[start Page extract]

Several solutions emerged: a transcontinental railroad network, refrigerated cars and chemical preservatives helped solve the problem. But all also added to costs. And so, to sell their fruit thousands of miles away, farmers formed marketing cooperatives — the key to success in the California fruit industry. The citrus growers formed Sunkist; Blue Diamond processed almonds; Diamond Walnuts served the walnut growers; and Sun-Maid, the most monopolistic of them all, was formally incorporated in 1912 for the raisin market.

Unlike in steel or oil, where the owners of the monopoly control the physical plant of production, agricultural marketing cooperatives do not own the farms that produce what they sell. They simply serve as agents for those farmers who choose to belong. Farmers pay what can at times be a high cost to belong to the collective: they must cede the power to negotiate the price of their crops to the cooperative. In exchange, they get a guaranteed return.

But that system has an inherent problem. As soon as the cooperative sets its price, noncooperative packers offer more, to induce growers to sell to them instead. As a result, those farmers who don’t join the cooperative threaten the profit structure of the cooperative — why join a cooperative if you can make more outside of it? — and thus undermine its very existence.

Economists call this phenomenon the free-rider problem. Cooperatives call it cheating.

From the moment that raisin growers formed Sun-Maid, initially named the California Associated Raisin Company, in the 1910s, they used various forms of persuasion to induce their neighbors to pledge their crops to the cooperative. Sun-Maid membership campaigns became social rallying events in the little towns that dot the Central Valley around Fresno. Parades, Raisin Day festivities every April 30 and relentless publicity in the Pacific Rural Press and Sun-Maid’s own magazine drove home the message that everyone had to join.

Winning over a farmer was a big deal for Sun-Maid, because the economic contract was tied to the land, not the owner. By joining, growers were committing not just themselves to deliver to Sun-Maid every year, but also obligating whoever bought their property in the future as well, even if they had no desire to join Sun-Maid. This scheme effectively leashed raisin vineyards to the cooperative to control for years to come.

But it didn’t stop there. In those early years, growers put economic pressure on each other. Under the cover of darkness, bands of nightriders, armed with lists of growers not yet under contract, paid visits to the holdouts. They chopped down raisin vines, shot up buildings and intimidated people in a variety of ways. One grower was dunked in a nearby canal by a rope tied around his neck. Children were bullied and beaten at school to get their parents to fall into line.

[end Page extract]
[start Given information]

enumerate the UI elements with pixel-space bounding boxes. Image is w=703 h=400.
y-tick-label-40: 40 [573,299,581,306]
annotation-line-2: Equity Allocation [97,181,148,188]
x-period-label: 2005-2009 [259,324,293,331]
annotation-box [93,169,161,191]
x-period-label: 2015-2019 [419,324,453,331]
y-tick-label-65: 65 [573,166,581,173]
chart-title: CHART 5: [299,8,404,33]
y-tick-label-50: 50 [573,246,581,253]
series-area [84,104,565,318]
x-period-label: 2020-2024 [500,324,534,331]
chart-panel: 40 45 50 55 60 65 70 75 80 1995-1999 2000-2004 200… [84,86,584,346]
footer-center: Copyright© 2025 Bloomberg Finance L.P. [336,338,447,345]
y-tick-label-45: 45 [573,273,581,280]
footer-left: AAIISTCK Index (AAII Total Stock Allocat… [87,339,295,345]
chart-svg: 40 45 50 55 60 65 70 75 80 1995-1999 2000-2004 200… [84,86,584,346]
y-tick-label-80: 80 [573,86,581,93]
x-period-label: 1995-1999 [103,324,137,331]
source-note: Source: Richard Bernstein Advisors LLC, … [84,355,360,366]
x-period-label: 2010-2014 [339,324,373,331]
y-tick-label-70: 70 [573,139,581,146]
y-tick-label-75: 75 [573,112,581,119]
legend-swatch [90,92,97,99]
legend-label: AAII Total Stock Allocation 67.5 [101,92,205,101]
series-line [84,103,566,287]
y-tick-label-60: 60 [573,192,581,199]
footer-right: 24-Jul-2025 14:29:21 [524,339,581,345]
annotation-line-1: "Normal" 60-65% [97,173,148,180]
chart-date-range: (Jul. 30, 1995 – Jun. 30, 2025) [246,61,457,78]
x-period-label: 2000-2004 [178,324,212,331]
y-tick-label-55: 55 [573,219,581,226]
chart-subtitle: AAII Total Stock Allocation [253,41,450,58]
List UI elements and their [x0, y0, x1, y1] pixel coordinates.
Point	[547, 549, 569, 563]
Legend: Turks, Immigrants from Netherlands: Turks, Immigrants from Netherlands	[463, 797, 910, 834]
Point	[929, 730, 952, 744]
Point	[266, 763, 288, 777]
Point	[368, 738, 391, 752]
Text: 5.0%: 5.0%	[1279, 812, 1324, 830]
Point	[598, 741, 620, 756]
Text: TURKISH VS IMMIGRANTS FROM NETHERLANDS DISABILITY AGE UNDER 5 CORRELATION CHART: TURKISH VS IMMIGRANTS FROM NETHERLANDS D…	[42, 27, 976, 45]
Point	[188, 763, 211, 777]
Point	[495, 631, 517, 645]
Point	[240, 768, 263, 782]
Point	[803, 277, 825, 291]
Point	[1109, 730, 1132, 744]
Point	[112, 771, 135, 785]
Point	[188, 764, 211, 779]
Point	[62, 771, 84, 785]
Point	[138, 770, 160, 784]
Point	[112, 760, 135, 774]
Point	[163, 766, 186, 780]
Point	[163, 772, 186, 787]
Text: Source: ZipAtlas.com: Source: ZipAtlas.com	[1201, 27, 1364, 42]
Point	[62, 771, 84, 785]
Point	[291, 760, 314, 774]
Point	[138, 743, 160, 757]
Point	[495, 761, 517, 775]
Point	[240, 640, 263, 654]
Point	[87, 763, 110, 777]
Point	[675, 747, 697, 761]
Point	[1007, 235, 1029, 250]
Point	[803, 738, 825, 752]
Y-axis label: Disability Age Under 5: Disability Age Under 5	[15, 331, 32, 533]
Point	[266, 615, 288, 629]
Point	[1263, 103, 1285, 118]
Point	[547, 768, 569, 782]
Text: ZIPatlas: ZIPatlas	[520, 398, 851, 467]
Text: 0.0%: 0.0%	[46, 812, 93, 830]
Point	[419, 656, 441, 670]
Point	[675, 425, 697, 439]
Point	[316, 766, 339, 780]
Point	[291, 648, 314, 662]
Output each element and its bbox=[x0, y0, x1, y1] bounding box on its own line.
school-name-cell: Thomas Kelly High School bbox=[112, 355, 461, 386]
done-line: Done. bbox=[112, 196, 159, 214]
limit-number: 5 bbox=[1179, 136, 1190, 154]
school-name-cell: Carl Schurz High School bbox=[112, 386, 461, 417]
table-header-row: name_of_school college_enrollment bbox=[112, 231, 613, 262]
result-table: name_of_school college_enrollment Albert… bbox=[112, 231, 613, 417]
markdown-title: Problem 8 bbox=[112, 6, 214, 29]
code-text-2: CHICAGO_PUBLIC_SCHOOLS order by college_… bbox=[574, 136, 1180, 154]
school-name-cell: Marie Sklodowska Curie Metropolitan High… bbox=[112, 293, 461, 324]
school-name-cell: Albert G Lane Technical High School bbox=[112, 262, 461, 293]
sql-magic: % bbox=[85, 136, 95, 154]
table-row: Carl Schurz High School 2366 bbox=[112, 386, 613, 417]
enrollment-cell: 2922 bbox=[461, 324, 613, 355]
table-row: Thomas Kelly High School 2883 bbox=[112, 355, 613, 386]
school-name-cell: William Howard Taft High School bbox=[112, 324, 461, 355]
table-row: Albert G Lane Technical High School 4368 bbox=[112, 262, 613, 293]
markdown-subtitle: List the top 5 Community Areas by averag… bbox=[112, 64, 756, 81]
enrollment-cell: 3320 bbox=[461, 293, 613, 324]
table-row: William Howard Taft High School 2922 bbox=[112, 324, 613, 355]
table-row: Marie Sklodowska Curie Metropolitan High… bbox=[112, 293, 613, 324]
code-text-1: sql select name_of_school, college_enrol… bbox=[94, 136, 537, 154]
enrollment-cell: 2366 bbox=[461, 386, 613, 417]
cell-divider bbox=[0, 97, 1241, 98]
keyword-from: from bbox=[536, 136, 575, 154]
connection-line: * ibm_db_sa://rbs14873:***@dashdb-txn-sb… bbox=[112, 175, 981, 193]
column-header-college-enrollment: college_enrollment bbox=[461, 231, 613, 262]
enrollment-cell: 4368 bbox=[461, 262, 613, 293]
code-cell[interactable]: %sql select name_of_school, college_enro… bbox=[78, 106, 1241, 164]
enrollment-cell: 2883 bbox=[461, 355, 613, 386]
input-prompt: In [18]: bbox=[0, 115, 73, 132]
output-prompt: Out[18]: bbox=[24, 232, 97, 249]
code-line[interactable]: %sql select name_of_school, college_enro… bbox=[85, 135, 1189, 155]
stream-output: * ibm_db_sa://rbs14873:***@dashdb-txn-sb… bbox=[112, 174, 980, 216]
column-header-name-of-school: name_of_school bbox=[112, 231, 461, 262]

[end Given information]

#### [Problem requirements]
Carry on the account of the Sun-Maid raisin cooperative from its last sentence.

#### [Exercise response]
The cooperative’s drive to control every single raisin grower gave its loyalists carte blanche to force their neighbors to sign up when more peaceable methods of persuasion failed. Sun-Maid’s most important boosters were the white men who also held prominent economic and social positions in the Central Valley, and the cooperative’s membership campaigns enabled them to use extralegal means on Japanese, Armenian and other minority growers to ensure the cooperative met its membership goals.

Sun-Maid did what it could to disavow the violence. In 1915, after the conclusion of its first membership campaign, it ordered its partisans to abide by rules for future night-riding and declared that “all contracts taken . . . at the end of a rope or by mob violence of any kind will be returned to the signer.”

Despite Sun-Maid’s published intentions, night-riding pressure worked, helping it to build the biggest monopoly in California. Between 1916 and 1923, Sun-Maid never controlled less than 85 percent of the nation’s raisin crop. At its peak during WWI, Sun-Maid’s share hit 93 percent. The cooperative’s president blithely dismissed accusations of anti-competitiveness: “Call us a trust, if you want to, but we’re a benevolent one.”

In the early 1920s, the Justice Department dispatched agents to investigate reports of violence. They found that “the referendum period was a time of unchecked mob rule.” Still, growers who wanted to leave had some options: they usually prevailed when Sun-Maid sued them for breach of contract and state courts struck down the worst provisions as anti-competitive.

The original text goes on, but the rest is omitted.